• What the exercise asks: Restate all the material verbatim, except for the pictures.

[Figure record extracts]
:::::

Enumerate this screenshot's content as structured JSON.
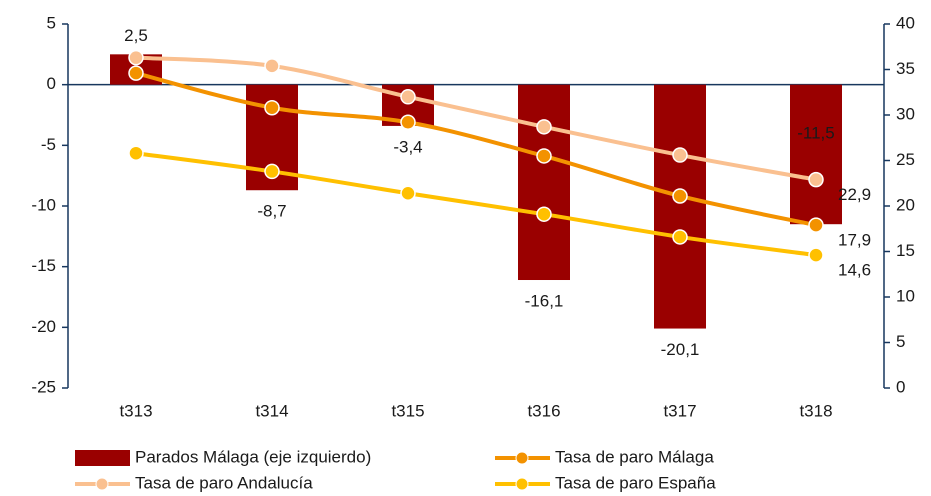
{
  "chart_data": {
    "type": "bar_line",
    "categories": [
      "t313",
      "t314",
      "t315",
      "t316",
      "t317",
      "t318"
    ],
    "ylim": [
      -25,
      5
    ],
    "yticks": [
      -25,
      -20,
      -15,
      -10,
      -5,
      0,
      5
    ],
    "y2lim": [
      0,
      40
    ],
    "y2ticks": [
      0,
      5,
      10,
      15,
      20,
      25,
      30,
      35,
      40
    ],
    "series": [
      {
        "name": "Parados Málaga (eje izquierdo)",
        "type": "bar",
        "color": "#9a0000",
        "values": [
          2.5,
          -8.7,
          -3.4,
          -16.1,
          -20.1,
          -11.5
        ],
        "value_labels": [
          "2,5",
          "-8,7",
          "-3,4",
          "-16,1",
          "-20,1",
          "-11,5"
        ]
      },
      {
        "name": "Tasa de paro Málaga",
        "type": "line",
        "axis": "y2",
        "color": "#f39200",
        "values": [
          34.6,
          30.8,
          29.2,
          25.5,
          21.1,
          17.9
        ],
        "value_labels": [
          null,
          null,
          null,
          null,
          null,
          "17,9"
        ]
      },
      {
        "name": "Tasa de paro Andalucía",
        "type": "line",
        "axis": "y2",
        "color": "#fac090",
        "values": [
          36.3,
          35.4,
          32.0,
          28.7,
          25.6,
          22.9
        ],
        "value_labels": [
          null,
          null,
          null,
          null,
          null,
          "22,9"
        ]
      },
      {
        "name": "Tasa de paro España",
        "type": "line",
        "axis": "y2",
        "color": "#ffc000",
        "values": [
          25.8,
          23.8,
          21.4,
          19.1,
          16.6,
          14.6
        ],
        "value_labels": [
          null,
          null,
          null,
          null,
          null,
          "14,6"
        ]
      }
    ]
  }
}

:::::

• Exercise response:
Enumerate this screenshot's content as structured JSON.
{
  "chart_data": {
    "type": "bar_line",
    "categories": [
      "t313",
      "t314",
      "t315",
      "t316",
      "t317",
      "t318"
    ],
    "ylim": [
      -25,
      5
    ],
    "yticks": [
      -25,
      -20,
      -15,
      -10,
      -5,
      0,
      5
    ],
    "y2lim": [
      0,
      40
    ],
    "y2ticks": [
      0,
      5,
      10,
      15,
      20,
      25,
      30,
      35,
      40
    ],
    "series": [
      {
        "name": "Parados Málaga (eje izquierdo)",
        "type": "bar",
        "color": "#9a0000",
        "values": [
          2.5,
          -8.7,
          -3.4,
          -16.1,
          -20.1,
          -11.5
        ],
        "value_labels": [
          "2,5",
          "-8,7",
          "-3,4",
          "-16,1",
          "-20,1",
          "-11,5"
        ]
      },
      {
        "name": "Tasa de paro Málaga",
        "type": "line",
        "axis": "y2",
        "color": "#f39200",
        "values": [
          34.6,
          30.8,
          29.2,
          25.5,
          21.1,
          17.9
        ],
        "value_labels": [
          null,
          null,
          null,
          null,
          null,
          "17,9"
        ]
      },
      {
        "name": "Tasa de paro Andalucía",
        "type": "line",
        "axis": "y2",
        "color": "#fac090",
        "values": [
          36.3,
          35.4,
          32.0,
          28.7,
          25.6,
          22.9
        ],
        "value_labels": [
          null,
          null,
          null,
          null,
          null,
          "22,9"
        ]
      },
      {
        "name": "Tasa de paro España",
        "type": "line",
        "axis": "y2",
        "color": "#ffc000",
        "values": [
          25.8,
          23.8,
          21.4,
          19.1,
          16.6,
          14.6
        ],
        "value_labels": [
          null,
          null,
          null,
          null,
          null,
          "14,6"
        ]
      }
    ]
  }
}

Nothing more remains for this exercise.